What the task asks >> Find the number of lines in these records where the word "based" appears. Reply with that number and nothing more.

================

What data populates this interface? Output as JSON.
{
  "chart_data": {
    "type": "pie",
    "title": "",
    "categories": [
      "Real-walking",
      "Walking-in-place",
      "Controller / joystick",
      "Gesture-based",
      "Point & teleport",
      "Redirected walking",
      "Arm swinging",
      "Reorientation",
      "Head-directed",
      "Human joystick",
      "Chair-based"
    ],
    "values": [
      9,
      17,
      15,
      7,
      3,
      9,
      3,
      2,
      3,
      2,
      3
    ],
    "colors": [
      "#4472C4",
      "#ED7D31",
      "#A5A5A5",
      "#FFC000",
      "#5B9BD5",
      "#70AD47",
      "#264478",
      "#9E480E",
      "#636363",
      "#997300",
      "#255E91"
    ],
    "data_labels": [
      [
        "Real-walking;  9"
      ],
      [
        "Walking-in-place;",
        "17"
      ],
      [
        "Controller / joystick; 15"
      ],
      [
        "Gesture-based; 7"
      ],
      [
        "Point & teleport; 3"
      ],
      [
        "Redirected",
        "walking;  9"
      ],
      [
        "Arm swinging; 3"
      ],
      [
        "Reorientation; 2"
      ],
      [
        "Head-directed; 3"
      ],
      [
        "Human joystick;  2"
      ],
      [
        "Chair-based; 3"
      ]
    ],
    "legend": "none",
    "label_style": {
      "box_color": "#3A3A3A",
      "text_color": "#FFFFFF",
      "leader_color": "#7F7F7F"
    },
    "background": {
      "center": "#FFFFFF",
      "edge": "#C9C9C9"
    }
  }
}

================

Result of the task >> 4